## begin Records for this exercise

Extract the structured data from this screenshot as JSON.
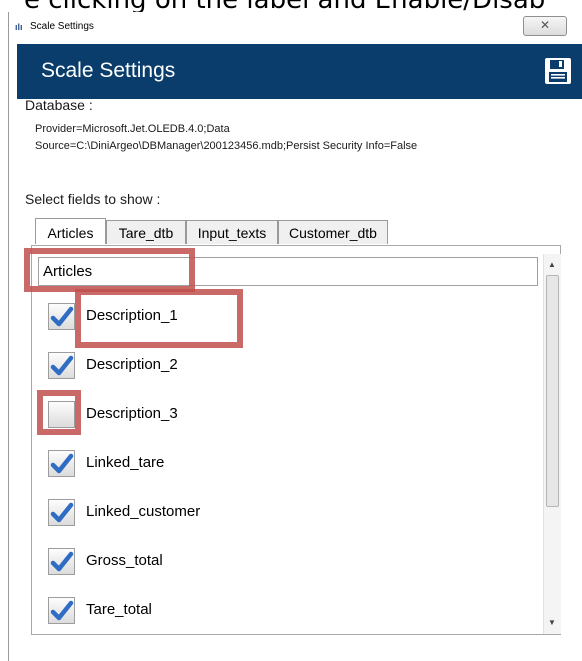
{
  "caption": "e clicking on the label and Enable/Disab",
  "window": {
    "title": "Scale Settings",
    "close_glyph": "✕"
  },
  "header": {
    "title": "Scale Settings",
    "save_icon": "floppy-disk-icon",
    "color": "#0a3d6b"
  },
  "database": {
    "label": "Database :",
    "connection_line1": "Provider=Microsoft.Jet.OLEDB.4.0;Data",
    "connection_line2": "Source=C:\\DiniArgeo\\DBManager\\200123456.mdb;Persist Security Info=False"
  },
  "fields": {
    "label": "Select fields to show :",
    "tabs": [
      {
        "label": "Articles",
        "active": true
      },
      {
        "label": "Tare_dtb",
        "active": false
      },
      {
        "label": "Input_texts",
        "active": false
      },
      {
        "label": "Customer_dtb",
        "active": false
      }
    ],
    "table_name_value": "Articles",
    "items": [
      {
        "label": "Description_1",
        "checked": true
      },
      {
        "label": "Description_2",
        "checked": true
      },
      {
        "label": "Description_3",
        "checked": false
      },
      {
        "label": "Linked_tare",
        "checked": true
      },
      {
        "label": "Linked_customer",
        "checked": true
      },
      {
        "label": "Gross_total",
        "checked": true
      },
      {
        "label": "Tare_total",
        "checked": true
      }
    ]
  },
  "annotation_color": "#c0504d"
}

## end Records for this exercise

■ Short problem
Reproduce all of the data exactly; the pictures do not belong in the copy.

■ Expected output
Extract the structured data from this screenshot as JSON.
{
  "caption": "e clicking on the label and Enable/Disab",
  "window": {
    "title": "Scale Settings",
    "close_glyph": "✕"
  },
  "header": {
    "title": "Scale Settings",
    "save_icon": "floppy-disk-icon",
    "color": "#0a3d6b"
  },
  "database": {
    "label": "Database :",
    "connection_line1": "Provider=Microsoft.Jet.OLEDB.4.0;Data",
    "connection_line2": "Source=C:\\DiniArgeo\\DBManager\\200123456.mdb;Persist Security Info=False"
  },
  "fields": {
    "label": "Select fields to show :",
    "tabs": [
      {
        "label": "Articles",
        "active": true
      },
      {
        "label": "Tare_dtb",
        "active": false
      },
      {
        "label": "Input_texts",
        "active": false
      },
      {
        "label": "Customer_dtb",
        "active": false
      }
    ],
    "table_name_value": "Articles",
    "items": [
      {
        "label": "Description_1",
        "checked": true
      },
      {
        "label": "Description_2",
        "checked": true
      },
      {
        "label": "Description_3",
        "checked": false
      },
      {
        "label": "Linked_tare",
        "checked": true
      },
      {
        "label": "Linked_customer",
        "checked": true
      },
      {
        "label": "Gross_total",
        "checked": true
      },
      {
        "label": "Tare_total",
        "checked": true
      }
    ]
  },
  "annotation_color": "#c0504d"
}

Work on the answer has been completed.